Problem description:
Return each line of the records with nothing changed, pictures excepted.

--- start ---

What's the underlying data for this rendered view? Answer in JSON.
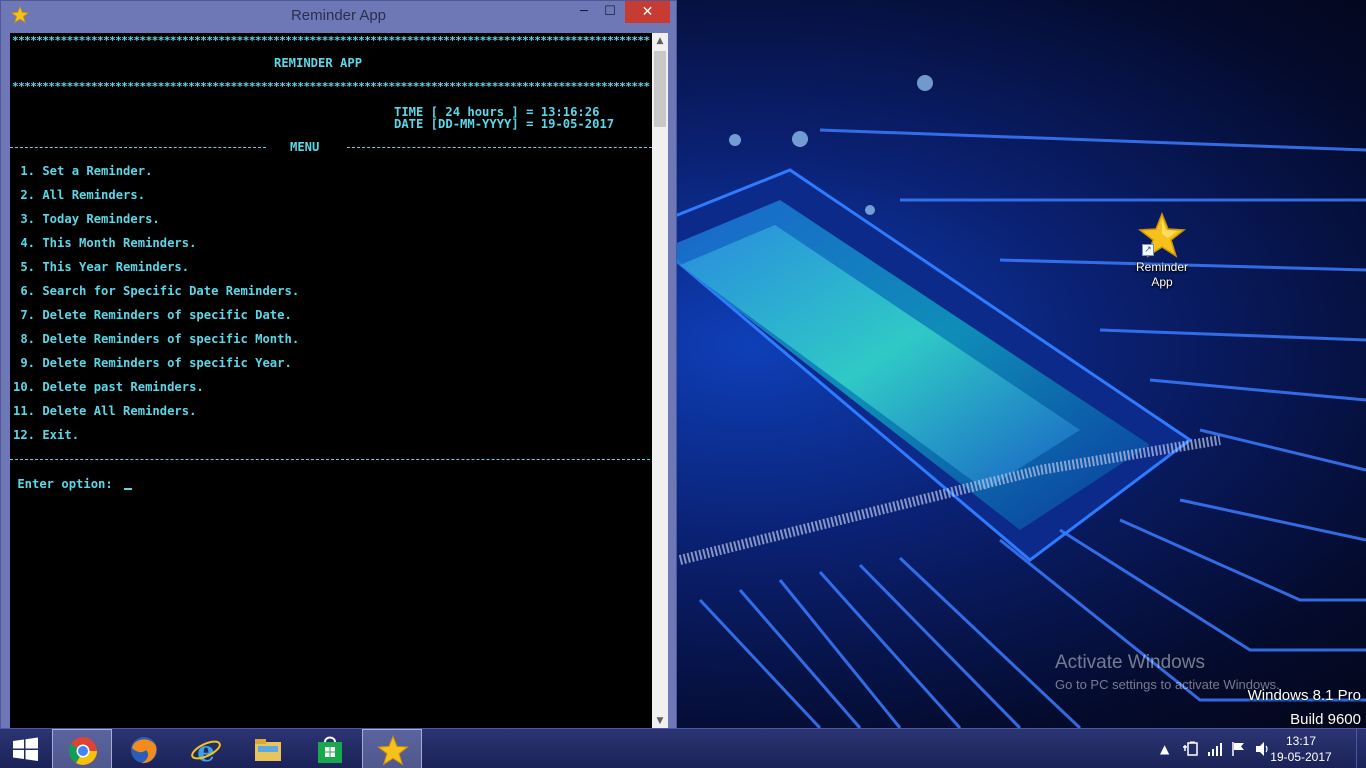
{
  "window": {
    "title": "Reminder App",
    "minimize": "─",
    "maximize": "☐",
    "close": "✕"
  },
  "console": {
    "stars": "*********************************************************************************************************",
    "app_title": "REMINDER APP",
    "time_line": "TIME [ 24 hours ] = 13:16:26",
    "date_line": "DATE [DD-MM-YYYY] = 19-05-2017",
    "menu_heading": "MENU",
    "menu": [
      " 1. Set a Reminder.",
      " 2. All Reminders.",
      " 3. Today Reminders.",
      " 4. This Month Reminders.",
      " 5. This Year Reminders.",
      " 6. Search for Specific Date Reminders.",
      " 7. Delete Reminders of specific Date.",
      " 8. Delete Reminders of specific Month.",
      " 9. Delete Reminders of specific Year.",
      "10. Delete past Reminders.",
      "11. Delete All Reminders.",
      "12. Exit."
    ],
    "prompt": " Enter option: "
  },
  "desktop": {
    "icon_label_line1": "Reminder",
    "icon_label_line2": "App",
    "icon": "star-icon"
  },
  "watermark": {
    "title": "Activate Windows",
    "subtitle": "Go to PC settings to activate Windows."
  },
  "os": {
    "edition": "Windows 8.1 Pro",
    "build": "Build 9600"
  },
  "taskbar": {
    "apps": [
      "chrome-icon",
      "firefox-icon",
      "internet-explorer-icon",
      "file-explorer-icon",
      "store-icon",
      "reminder-app-icon"
    ],
    "clock_time": "13:17",
    "clock_date": "19-05-2017",
    "tray_arrow": "▲"
  },
  "colors": {
    "console_text": "#5ad7e8",
    "console_bg": "#000000",
    "window_frame": "#6f78b6",
    "close_button": "#c73c32"
  }
}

--- end ---

Exercise response:
What's the underlying data for this rendered view? Answer in JSON.
{
  "window": {
    "title": "Reminder App",
    "minimize": "─",
    "maximize": "☐",
    "close": "✕"
  },
  "console": {
    "stars": "*********************************************************************************************************",
    "app_title": "REMINDER APP",
    "time_line": "TIME [ 24 hours ] = 13:16:26",
    "date_line": "DATE [DD-MM-YYYY] = 19-05-2017",
    "menu_heading": "MENU",
    "menu": [
      " 1. Set a Reminder.",
      " 2. All Reminders.",
      " 3. Today Reminders.",
      " 4. This Month Reminders.",
      " 5. This Year Reminders.",
      " 6. Search for Specific Date Reminders.",
      " 7. Delete Reminders of specific Date.",
      " 8. Delete Reminders of specific Month.",
      " 9. Delete Reminders of specific Year.",
      "10. Delete past Reminders.",
      "11. Delete All Reminders.",
      "12. Exit."
    ],
    "prompt": " Enter option: "
  },
  "desktop": {
    "icon_label_line1": "Reminder",
    "icon_label_line2": "App",
    "icon": "star-icon"
  },
  "watermark": {
    "title": "Activate Windows",
    "subtitle": "Go to PC settings to activate Windows."
  },
  "os": {
    "edition": "Windows 8.1 Pro",
    "build": "Build 9600"
  },
  "taskbar": {
    "apps": [
      "chrome-icon",
      "firefox-icon",
      "internet-explorer-icon",
      "file-explorer-icon",
      "store-icon",
      "reminder-app-icon"
    ],
    "clock_time": "13:17",
    "clock_date": "19-05-2017",
    "tray_arrow": "▲"
  },
  "colors": {
    "console_text": "#5ad7e8",
    "console_bg": "#000000",
    "window_frame": "#6f78b6",
    "close_button": "#c73c32"
  }
}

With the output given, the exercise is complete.